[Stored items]
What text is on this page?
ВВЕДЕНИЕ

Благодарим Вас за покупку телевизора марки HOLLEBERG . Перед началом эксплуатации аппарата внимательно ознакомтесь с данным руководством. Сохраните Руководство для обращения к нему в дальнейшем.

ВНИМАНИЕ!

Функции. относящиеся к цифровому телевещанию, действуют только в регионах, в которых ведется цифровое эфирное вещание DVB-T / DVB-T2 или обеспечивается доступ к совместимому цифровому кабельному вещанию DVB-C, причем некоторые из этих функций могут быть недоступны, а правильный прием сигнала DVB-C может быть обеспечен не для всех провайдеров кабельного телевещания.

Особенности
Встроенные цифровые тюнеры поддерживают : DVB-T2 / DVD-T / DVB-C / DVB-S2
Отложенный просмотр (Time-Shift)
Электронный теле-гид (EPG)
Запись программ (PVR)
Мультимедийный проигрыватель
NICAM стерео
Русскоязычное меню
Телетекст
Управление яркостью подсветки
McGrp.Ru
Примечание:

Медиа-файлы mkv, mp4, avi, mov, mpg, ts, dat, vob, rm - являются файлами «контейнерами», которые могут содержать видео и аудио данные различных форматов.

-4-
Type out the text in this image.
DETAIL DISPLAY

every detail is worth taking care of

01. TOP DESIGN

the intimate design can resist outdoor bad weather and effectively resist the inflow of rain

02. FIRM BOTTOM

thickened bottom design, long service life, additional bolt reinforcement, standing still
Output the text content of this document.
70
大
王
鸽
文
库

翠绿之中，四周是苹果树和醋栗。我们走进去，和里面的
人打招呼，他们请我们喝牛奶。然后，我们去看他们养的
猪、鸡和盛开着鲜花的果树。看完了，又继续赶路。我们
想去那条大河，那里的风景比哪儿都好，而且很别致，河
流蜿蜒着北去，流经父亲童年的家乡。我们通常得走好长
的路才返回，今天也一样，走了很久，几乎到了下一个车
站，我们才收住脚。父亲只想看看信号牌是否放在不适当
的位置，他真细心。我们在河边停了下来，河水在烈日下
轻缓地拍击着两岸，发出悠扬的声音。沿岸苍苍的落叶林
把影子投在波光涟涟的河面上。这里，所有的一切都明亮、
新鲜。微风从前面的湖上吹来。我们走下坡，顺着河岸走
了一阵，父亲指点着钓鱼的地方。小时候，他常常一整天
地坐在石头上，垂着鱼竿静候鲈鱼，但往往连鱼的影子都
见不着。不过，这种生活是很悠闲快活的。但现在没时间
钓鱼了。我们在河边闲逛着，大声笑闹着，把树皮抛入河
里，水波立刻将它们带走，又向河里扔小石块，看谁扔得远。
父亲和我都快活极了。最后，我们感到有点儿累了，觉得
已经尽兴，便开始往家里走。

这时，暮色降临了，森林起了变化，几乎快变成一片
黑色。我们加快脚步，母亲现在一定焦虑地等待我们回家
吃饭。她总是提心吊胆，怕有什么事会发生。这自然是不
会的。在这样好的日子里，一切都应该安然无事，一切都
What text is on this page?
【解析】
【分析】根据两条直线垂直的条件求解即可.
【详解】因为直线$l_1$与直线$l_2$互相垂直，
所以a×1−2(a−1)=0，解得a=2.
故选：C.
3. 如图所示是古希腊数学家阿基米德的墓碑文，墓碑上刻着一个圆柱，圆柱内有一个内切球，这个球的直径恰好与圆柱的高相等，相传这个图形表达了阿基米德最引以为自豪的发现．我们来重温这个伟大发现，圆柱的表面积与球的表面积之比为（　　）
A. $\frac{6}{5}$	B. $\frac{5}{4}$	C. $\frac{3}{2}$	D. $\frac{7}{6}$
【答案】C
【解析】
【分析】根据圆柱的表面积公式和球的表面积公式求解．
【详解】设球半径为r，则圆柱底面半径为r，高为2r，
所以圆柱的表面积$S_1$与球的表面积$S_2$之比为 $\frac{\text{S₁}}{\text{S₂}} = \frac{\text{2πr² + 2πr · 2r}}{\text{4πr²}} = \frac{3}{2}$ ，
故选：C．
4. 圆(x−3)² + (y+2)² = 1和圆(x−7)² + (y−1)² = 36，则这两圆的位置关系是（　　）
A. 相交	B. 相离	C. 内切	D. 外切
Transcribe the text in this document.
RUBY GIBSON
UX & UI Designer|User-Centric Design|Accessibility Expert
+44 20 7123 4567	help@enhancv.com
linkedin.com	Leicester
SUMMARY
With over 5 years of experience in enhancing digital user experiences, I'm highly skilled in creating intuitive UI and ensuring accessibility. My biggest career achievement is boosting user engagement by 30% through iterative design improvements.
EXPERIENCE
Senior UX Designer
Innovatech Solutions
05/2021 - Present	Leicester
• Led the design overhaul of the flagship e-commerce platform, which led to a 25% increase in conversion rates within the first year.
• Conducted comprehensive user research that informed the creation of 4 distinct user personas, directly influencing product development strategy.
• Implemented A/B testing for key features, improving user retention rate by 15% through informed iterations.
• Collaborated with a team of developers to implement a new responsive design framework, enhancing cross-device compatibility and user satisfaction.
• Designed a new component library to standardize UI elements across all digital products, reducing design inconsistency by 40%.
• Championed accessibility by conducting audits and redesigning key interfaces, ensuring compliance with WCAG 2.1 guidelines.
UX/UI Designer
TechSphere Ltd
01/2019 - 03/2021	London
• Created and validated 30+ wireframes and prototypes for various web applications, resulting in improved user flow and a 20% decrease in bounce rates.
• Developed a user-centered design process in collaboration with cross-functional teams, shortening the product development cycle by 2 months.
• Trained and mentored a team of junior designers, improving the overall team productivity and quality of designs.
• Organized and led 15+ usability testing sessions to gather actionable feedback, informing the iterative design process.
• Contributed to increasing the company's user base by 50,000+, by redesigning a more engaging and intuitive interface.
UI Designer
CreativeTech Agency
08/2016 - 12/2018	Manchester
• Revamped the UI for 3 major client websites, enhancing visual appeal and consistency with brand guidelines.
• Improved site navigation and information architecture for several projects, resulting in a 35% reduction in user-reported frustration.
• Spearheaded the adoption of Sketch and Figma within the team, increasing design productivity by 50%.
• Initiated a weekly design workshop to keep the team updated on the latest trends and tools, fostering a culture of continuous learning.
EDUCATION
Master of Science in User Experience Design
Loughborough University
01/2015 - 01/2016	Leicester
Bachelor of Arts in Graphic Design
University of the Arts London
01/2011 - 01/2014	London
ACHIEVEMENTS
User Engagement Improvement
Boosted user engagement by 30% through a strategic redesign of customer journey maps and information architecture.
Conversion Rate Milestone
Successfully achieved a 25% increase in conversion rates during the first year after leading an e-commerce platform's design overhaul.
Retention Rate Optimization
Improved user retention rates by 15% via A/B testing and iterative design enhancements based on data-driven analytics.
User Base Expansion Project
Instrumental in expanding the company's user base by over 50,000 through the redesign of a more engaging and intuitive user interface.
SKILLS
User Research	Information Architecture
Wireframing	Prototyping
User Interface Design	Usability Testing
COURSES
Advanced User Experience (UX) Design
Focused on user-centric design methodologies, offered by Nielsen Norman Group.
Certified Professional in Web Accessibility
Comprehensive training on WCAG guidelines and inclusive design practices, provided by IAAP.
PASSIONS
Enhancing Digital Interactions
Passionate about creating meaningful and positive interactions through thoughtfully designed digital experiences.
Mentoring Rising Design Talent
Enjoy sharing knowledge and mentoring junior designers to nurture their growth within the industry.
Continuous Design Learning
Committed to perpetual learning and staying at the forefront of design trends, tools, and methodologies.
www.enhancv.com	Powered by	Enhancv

Short problem: Return the whole listing exactly, with every line included.

Expected answer:
What text is on this page?
ВВЕДЕНИЕ

Благодарим Вас за покупку телевизора марки HOLLEBERG . Перед началом эксплуатации аппарата внимательно ознакомтесь с данным руководством. Сохраните Руководство для обращения к нему в дальнейшем.

ВНИМАНИЕ!

Функции. относящиеся к цифровому телевещанию, действуют только в регионах, в которых ведется цифровое эфирное вещание DVB-T / DVB-T2 или обеспечивается доступ к совместимому цифровому кабельному вещанию DVB-C, причем некоторые из этих функций могут быть недоступны, а правильный прием сигнала DVB-C может быть обеспечен не для всех провайдеров кабельного телевещания.

Особенности
Встроенные цифровые тюнеры поддерживают : DVB-T2 / DVD-T / DVB-C / DVB-S2
Отложенный просмотр (Time-Shift)
Электронный теле-гид (EPG)
Запись программ (PVR)
Мультимедийный проигрыватель
NICAM стерео
Русскоязычное меню
Телетекст
Управление яркостью подсветки
McGrp.Ru
Примечание:

Медиа-файлы mkv, mp4, avi, mov, mpg, ts, dat, vob, rm - являются файлами «контейнерами», которые могут содержать видео и аудио данные различных форматов.

-4-
Type out the text in this image.
DETAIL DISPLAY

every detail is worth taking care of

01. TOP DESIGN

the intimate design can resist outdoor bad weather and effectively resist the inflow of rain

02. FIRM BOTTOM

thickened bottom design, long service life, additional bolt reinforcement, standing still
Output the text content of this document.
70
大
王
鸽
文
库

翠绿之中，四周是苹果树和醋栗。我们走进去，和里面的
人打招呼，他们请我们喝牛奶。然后，我们去看他们养的
猪、鸡和盛开着鲜花的果树。看完了，又继续赶路。我们
想去那条大河，那里的风景比哪儿都好，而且很别致，河
流蜿蜒着北去，流经父亲童年的家乡。我们通常得走好长
的路才返回，今天也一样，走了很久，几乎到了下一个车
站，我们才收住脚。父亲只想看看信号牌是否放在不适当
的位置，他真细心。我们在河边停了下来，河水在烈日下
轻缓地拍击着两岸，发出悠扬的声音。沿岸苍苍的落叶林
把影子投在波光涟涟的河面上。这里，所有的一切都明亮、
新鲜。微风从前面的湖上吹来。我们走下坡，顺着河岸走
了一阵，父亲指点着钓鱼的地方。小时候，他常常一整天
地坐在石头上，垂着鱼竿静候鲈鱼，但往往连鱼的影子都
见不着。不过，这种生活是很悠闲快活的。但现在没时间
钓鱼了。我们在河边闲逛着，大声笑闹着，把树皮抛入河
里，水波立刻将它们带走，又向河里扔小石块，看谁扔得远。
父亲和我都快活极了。最后，我们感到有点儿累了，觉得
已经尽兴，便开始往家里走。

这时，暮色降临了，森林起了变化，几乎快变成一片
黑色。我们加快脚步，母亲现在一定焦虑地等待我们回家
吃饭。她总是提心吊胆，怕有什么事会发生。这自然是不
会的。在这样好的日子里，一切都应该安然无事，一切都
What text is on this page?
【解析】
【分析】根据两条直线垂直的条件求解即可.
【详解】因为直线$l_1$与直线$l_2$互相垂直，
所以a×1−2(a−1)=0，解得a=2.
故选：C.
3. 如图所示是古希腊数学家阿基米德的墓碑文，墓碑上刻着一个圆柱，圆柱内有一个内切球，这个球的直径恰好与圆柱的高相等，相传这个图形表达了阿基米德最引以为自豪的发现．我们来重温这个伟大发现，圆柱的表面积与球的表面积之比为（　　）
A. $\frac{6}{5}$	B. $\frac{5}{4}$	C. $\frac{3}{2}$	D. $\frac{7}{6}$
【答案】C
【解析】
【分析】根据圆柱的表面积公式和球的表面积公式求解．
【详解】设球半径为r，则圆柱底面半径为r，高为2r，
所以圆柱的表面积$S_1$与球的表面积$S_2$之比为 $\frac{\text{S₁}}{\text{S₂}} = \frac{\text{2πr² + 2πr · 2r}}{\text{4πr²}} = \frac{3}{2}$ ，
故选：C．
4. 圆(x−3)² + (y+2)² = 1和圆(x−7)² + (y−1)² = 36，则这两圆的位置关系是（　　）
A. 相交	B. 相离	C. 内切	D. 外切
Transcribe the text in this document.
RUBY GIBSON
UX & UI Designer|User-Centric Design|Accessibility Expert
+44 20 7123 4567	help@enhancv.com
linkedin.com	Leicester
SUMMARY
With over 5 years of experience in enhancing digital user experiences, I'm highly skilled in creating intuitive UI and ensuring accessibility. My biggest career achievement is boosting user engagement by 30% through iterative design improvements.
EXPERIENCE
Senior UX Designer
Innovatech Solutions
05/2021 - Present	Leicester
• Led the design overhaul of the flagship e-commerce platform, which led to a 25% increase in conversion rates within the first year.
• Conducted comprehensive user research that informed the creation of 4 distinct user personas, directly influencing product development strategy.
• Implemented A/B testing for key features, improving user retention rate by 15% through informed iterations.
• Collaborated with a team of developers to implement a new responsive design framework, enhancing cross-device compatibility and user satisfaction.
• Designed a new component library to standardize UI elements across all digital products, reducing design inconsistency by 40%.
• Championed accessibility by conducting audits and redesigning key interfaces, ensuring compliance with WCAG 2.1 guidelines.
UX/UI Designer
TechSphere Ltd
01/2019 - 03/2021	London
• Created and validated 30+ wireframes and prototypes for various web applications, resulting in improved user flow and a 20% decrease in bounce rates.
• Developed a user-centered design process in collaboration with cross-functional teams, shortening the product development cycle by 2 months.
• Trained and mentored a team of junior designers, improving the overall team productivity and quality of designs.
• Organized and led 15+ usability testing sessions to gather actionable feedback, informing the iterative design process.
• Contributed to increasing the company's user base by 50,000+, by redesigning a more engaging and intuitive interface.
UI Designer
CreativeTech Agency
08/2016 - 12/2018	Manchester
• Revamped the UI for 3 major client websites, enhancing visual appeal and consistency with brand guidelines.
• Improved site navigation and information architecture for several projects, resulting in a 35% reduction in user-reported frustration.
• Spearheaded the adoption of Sketch and Figma within the team, increasing design productivity by 50%.
• Initiated a weekly design workshop to keep the team updated on the latest trends and tools, fostering a culture of continuous learning.
EDUCATION
Master of Science in User Experience Design
Loughborough University
01/2015 - 01/2016	Leicester
Bachelor of Arts in Graphic Design
University of the Arts London
01/2011 - 01/2014	London
ACHIEVEMENTS
User Engagement Improvement
Boosted user engagement by 30% through a strategic redesign of customer journey maps and information architecture.
Conversion Rate Milestone
Successfully achieved a 25% increase in conversion rates during the first year after leading an e-commerce platform's design overhaul.
Retention Rate Optimization
Improved user retention rates by 15% via A/B testing and iterative design enhancements based on data-driven analytics.
User Base Expansion Project
Instrumental in expanding the company's user base by over 50,000 through the redesign of a more engaging and intuitive user interface.
SKILLS
User Research	Information Architecture
Wireframing	Prototyping
User Interface Design	Usability Testing
COURSES
Advanced User Experience (UX) Design
Focused on user-centric design methodologies, offered by Nielsen Norman Group.
Certified Professional in Web Accessibility
Comprehensive training on WCAG guidelines and inclusive design practices, provided by IAAP.
PASSIONS
Enhancing Digital Interactions
Passionate about creating meaningful and positive interactions through thoughtfully designed digital experiences.
Mentoring Rising Design Talent
Enjoy sharing knowledge and mentoring junior designers to nurture their growth within the industry.
Continuous Design Learning
Committed to perpetual learning and staying at the forefront of design trends, tools, and methodologies.
www.enhancv.com	Powered by	Enhancv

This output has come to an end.